Treść zadania >>
Zastąp „delfinów” wyrazem „fok” we fragmencie tekstu źródłowego obejmującym wszystko od „Co do zobaczenia” w dół aż do „można obserwować Afrykę.”, a następnie podaj ten fragment w całości.

Tekst źródłowy >>

· · · · ·

Czego nie znajdziesz o Gibraltarze w przewodniku? Chociaż miasto jest małe, lepiej zapoznać się z komunikacją miejską lub używać taksówek. Ciekawe miejsca są słabo oznaczone i można je przeoczyć (głównie dlatego, że nie robią wrażenia i można łatwo dojść do wniosku "niee... to nie może być to".)
Prawdziwy przebój: Małpy! O jakie one fajne! I nic sobie nie robią z ludzkiej obecności i pięknie pozują do zdjęć. Dla przypomnienia: Gibraltar jest jedynym miejscem w Europie, gdzie można zobaczyć dziko żyjące małpy.

Dzień 5 - Tarifa 2009-09-02
Dlaczego? Bo jest najdalej na południe wysuniętym miastem Hiszpanii.
Dlaczego nie? Specyficzne położenie geograficzne jest nie tylko największą zaletą, ale także wadą tego miejsca. W Tarifie wiecznie wieje bardzo silny wiatr, przez co stała się ona mekką dla surferów, windsurferów, kitesurferów i innych tego typu. Poza tym jest po prostu mała i niewiele w niej jest czegokolwiek.
Co do zobaczenia na miejscu? Tarifa posiada bardzo ładną, ale skromną historyczną część, pełną urokliwych białych domków. Jednak Tarifa to przede wszystkim naprawdę piękna, czysta i szeroka plaża. A gdy ona nam się znudzi, zawsze można wsiąść w prom do Maroka albo popłynąć na oglądanie delfinów i wielorybów. Od biedy jest też tu mały, brzydki zamek.
Czego nie znajdziesz o Tarifie w przewodniku? Są tu bardzo fajne sklepy z odzieżą orientalną.
Prawdziwy przebój: Tarifa naprawdę sprawia wrażenie "końca świata". Jest w niej jedno takie miejsce, gdzie zaledwie kilkanaście metrów dzieli Morze Śródziemne (i tym samym jego "ostatnią plażę") od Oceanu Atlantyckiego (i tym samym od jego "pierwszej plaży"). Z tego samego miejsca można obserwować Afrykę.

Dzień 6 - Cadiz 2009-09-03
Dlaczego? Bo przez Hiszpanów nazwany jest "hiszpańską Hawaną".

· · · · ·

Pokazane wiersze >>
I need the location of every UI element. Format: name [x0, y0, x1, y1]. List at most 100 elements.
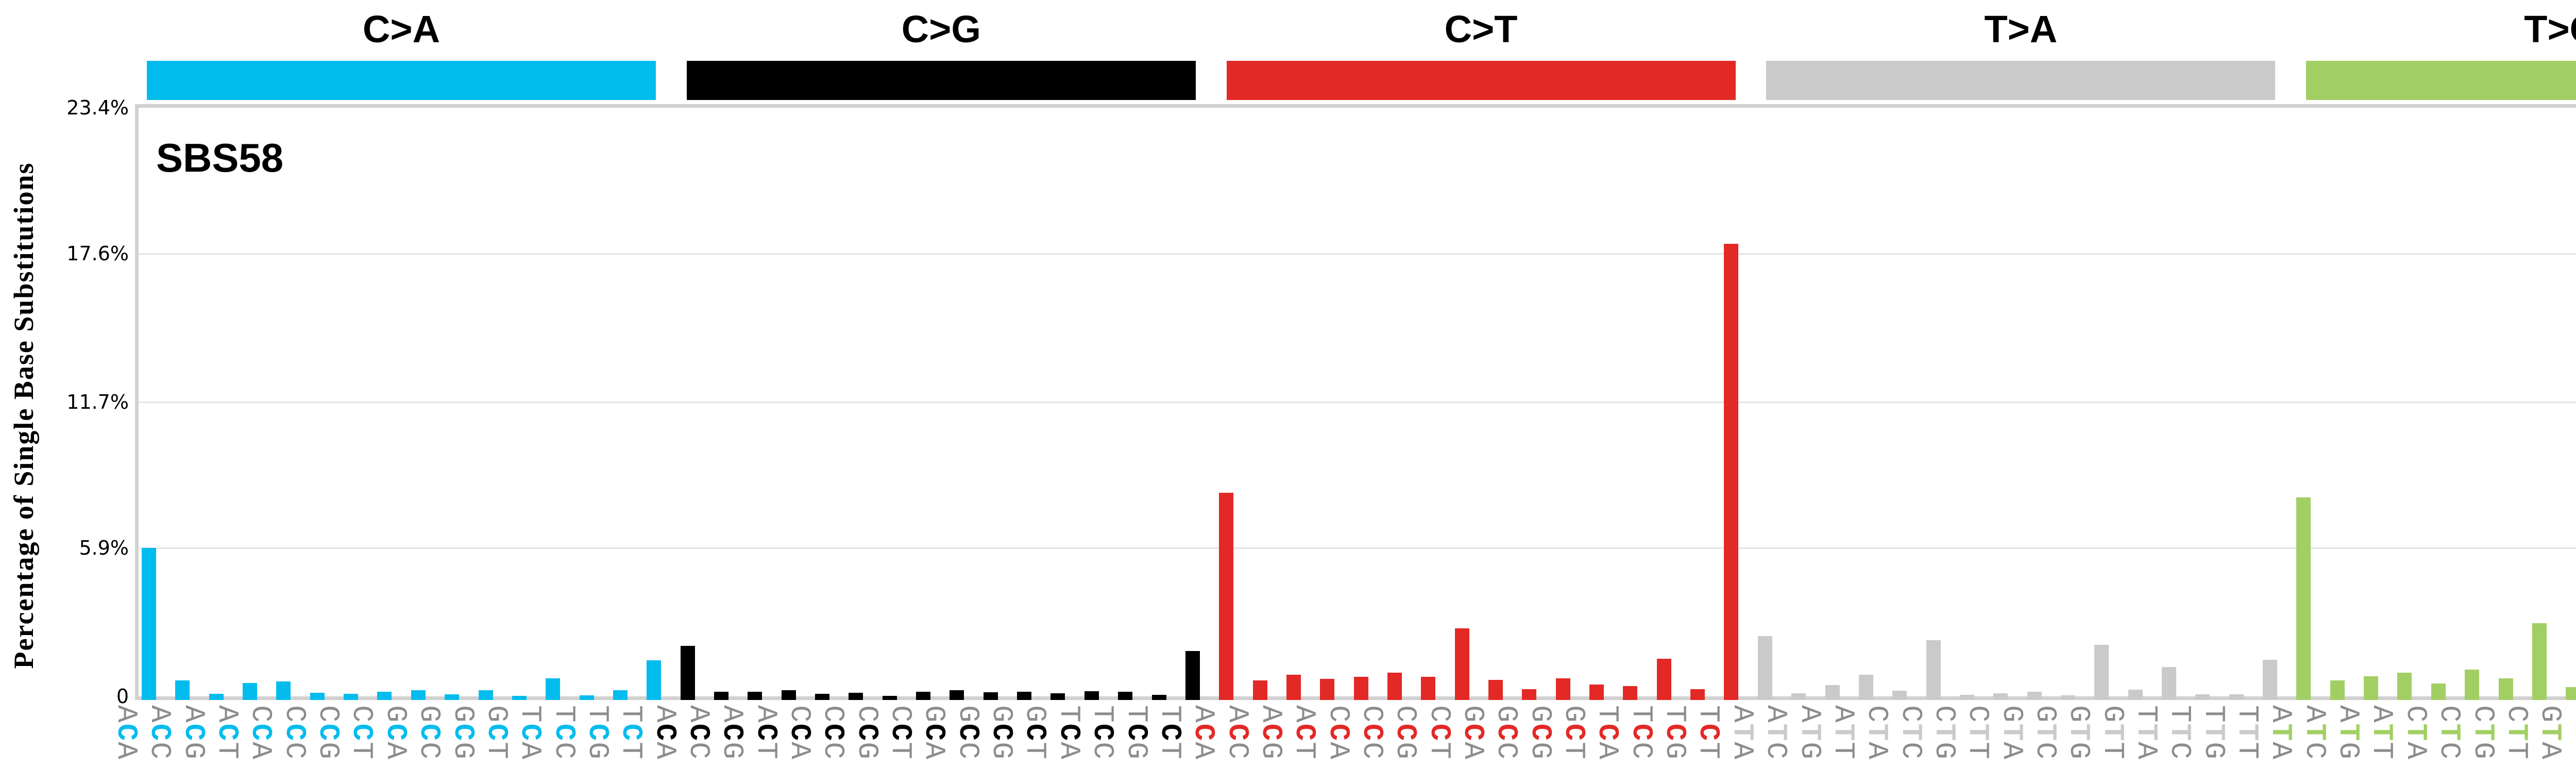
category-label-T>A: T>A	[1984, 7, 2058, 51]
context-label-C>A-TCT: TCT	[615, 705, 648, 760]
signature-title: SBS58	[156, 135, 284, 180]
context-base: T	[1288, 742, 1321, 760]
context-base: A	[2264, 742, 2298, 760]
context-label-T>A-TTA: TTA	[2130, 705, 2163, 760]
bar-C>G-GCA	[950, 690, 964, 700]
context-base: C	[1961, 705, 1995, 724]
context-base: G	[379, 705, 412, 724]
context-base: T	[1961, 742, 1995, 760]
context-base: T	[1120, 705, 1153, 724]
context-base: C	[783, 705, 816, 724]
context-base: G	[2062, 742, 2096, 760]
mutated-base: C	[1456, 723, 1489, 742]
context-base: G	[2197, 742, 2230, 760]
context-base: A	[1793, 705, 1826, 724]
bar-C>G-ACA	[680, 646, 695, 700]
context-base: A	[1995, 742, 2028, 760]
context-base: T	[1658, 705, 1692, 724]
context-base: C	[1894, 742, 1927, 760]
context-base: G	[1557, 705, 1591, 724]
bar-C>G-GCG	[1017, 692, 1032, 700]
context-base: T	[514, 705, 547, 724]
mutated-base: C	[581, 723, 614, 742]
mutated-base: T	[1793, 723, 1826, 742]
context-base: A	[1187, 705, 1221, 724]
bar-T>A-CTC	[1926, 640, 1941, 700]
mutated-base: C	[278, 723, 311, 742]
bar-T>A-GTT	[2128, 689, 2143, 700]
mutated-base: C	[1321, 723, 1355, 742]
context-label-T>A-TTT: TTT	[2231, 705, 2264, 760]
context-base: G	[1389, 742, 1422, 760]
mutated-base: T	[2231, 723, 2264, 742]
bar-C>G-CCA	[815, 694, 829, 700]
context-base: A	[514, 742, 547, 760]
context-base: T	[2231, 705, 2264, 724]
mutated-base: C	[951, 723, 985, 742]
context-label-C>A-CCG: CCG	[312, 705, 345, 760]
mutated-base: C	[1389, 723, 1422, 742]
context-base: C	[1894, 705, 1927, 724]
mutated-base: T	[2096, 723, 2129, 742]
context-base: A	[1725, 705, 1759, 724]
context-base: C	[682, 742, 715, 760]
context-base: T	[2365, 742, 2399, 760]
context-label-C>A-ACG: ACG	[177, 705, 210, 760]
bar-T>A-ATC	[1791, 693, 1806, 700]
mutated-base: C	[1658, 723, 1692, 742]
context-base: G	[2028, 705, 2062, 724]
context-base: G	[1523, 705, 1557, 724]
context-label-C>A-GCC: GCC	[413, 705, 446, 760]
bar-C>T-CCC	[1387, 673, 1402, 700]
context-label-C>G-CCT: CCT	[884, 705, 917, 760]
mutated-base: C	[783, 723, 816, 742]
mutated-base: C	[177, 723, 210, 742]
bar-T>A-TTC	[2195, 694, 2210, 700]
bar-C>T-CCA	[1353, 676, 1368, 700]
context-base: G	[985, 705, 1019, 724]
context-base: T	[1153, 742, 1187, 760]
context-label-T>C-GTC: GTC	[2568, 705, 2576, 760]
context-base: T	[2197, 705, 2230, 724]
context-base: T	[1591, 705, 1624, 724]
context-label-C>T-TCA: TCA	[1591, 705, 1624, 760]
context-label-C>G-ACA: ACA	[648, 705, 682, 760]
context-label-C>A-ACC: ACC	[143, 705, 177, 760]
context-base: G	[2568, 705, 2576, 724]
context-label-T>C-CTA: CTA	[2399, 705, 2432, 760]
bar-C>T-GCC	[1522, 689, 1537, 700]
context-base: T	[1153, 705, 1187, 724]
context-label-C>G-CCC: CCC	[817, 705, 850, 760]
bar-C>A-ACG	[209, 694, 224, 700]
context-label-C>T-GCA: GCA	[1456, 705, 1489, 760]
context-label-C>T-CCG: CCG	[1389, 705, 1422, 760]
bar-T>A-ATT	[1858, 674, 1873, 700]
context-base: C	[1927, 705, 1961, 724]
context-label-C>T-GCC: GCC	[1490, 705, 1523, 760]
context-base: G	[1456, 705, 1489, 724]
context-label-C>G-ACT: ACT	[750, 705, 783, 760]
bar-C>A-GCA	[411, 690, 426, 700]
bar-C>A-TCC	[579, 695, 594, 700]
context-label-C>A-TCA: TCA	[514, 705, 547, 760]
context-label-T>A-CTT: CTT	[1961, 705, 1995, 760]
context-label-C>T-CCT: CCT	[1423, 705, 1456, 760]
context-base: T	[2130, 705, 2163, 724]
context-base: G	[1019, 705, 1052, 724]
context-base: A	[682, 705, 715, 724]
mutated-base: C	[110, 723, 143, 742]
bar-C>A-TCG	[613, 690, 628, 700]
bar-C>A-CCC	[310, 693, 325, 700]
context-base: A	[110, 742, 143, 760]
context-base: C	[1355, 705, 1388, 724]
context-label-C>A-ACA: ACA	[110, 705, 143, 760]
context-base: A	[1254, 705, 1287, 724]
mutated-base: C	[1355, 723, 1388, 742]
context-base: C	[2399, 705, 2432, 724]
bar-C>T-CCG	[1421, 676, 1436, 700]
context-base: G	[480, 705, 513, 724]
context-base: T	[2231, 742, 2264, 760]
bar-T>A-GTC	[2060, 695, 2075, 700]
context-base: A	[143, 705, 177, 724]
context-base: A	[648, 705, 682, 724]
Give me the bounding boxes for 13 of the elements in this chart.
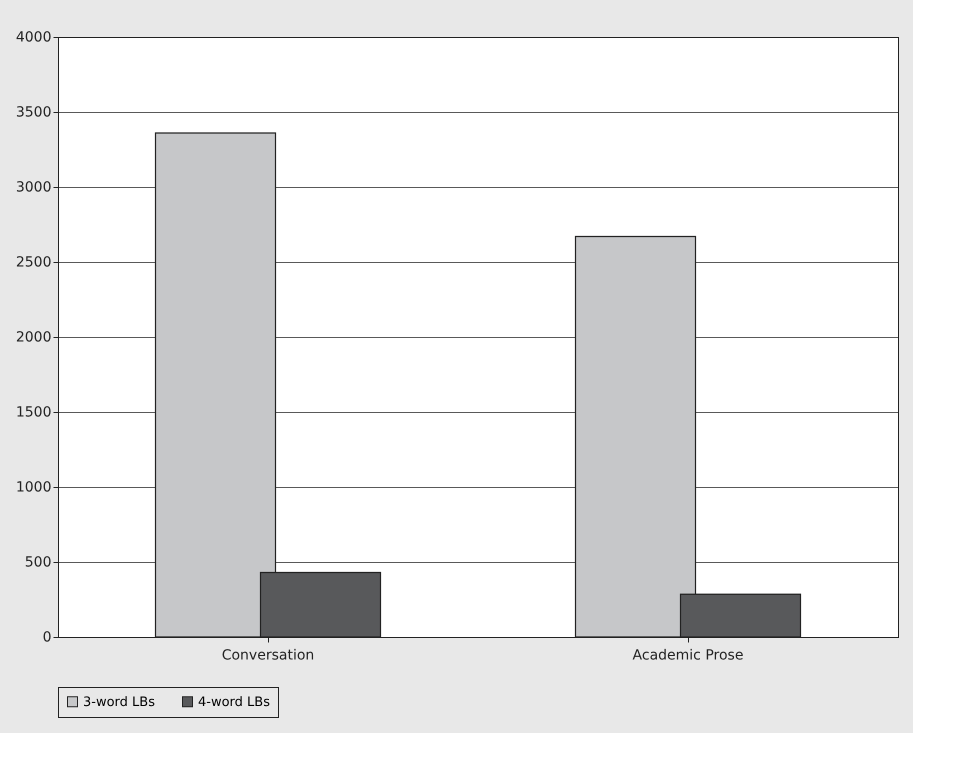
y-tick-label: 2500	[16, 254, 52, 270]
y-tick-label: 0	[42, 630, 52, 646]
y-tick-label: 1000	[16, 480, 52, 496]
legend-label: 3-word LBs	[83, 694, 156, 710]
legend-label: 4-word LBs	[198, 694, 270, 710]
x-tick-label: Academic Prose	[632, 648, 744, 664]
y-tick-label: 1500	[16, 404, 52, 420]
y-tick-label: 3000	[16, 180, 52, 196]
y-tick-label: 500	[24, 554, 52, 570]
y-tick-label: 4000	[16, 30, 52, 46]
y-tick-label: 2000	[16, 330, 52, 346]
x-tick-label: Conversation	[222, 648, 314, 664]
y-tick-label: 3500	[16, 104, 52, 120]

· · · · ·

Rozwiązanie zadania >>
Co do zobaczenia na miejscu? Tarifa posiada bardzo ładną, ale skromną historyczną część, pełną urokliwych białych domków. Jednak Tarifa to przede wszystkim naprawdę piękna, czysta i szeroka plaża. A gdy ona nam się znudzi, zawsze można wsiąść w prom do Maroka albo popłynąć na oglądanie fok i wielorybów. Od biedy jest też tu mały, brzydki zamek.
Czego nie znajdziesz o Tarifie w przewodniku? Są tu bardzo fajne sklepy z odzieżą orientalną.
Prawdziwy przebój: Tarifa naprawdę sprawia wrażenie "końca świata". Jest w niej jedno takie miejsce, gdzie zaledwie kilkanaście metrów dzieli Morze Śródziemne (i tym samym jego "ostatnią plażę") od Oceanu Atlantyckiego (i tym samym od jego "pierwszej plaży"). Z tego samego miejsca można obserwować Afrykę.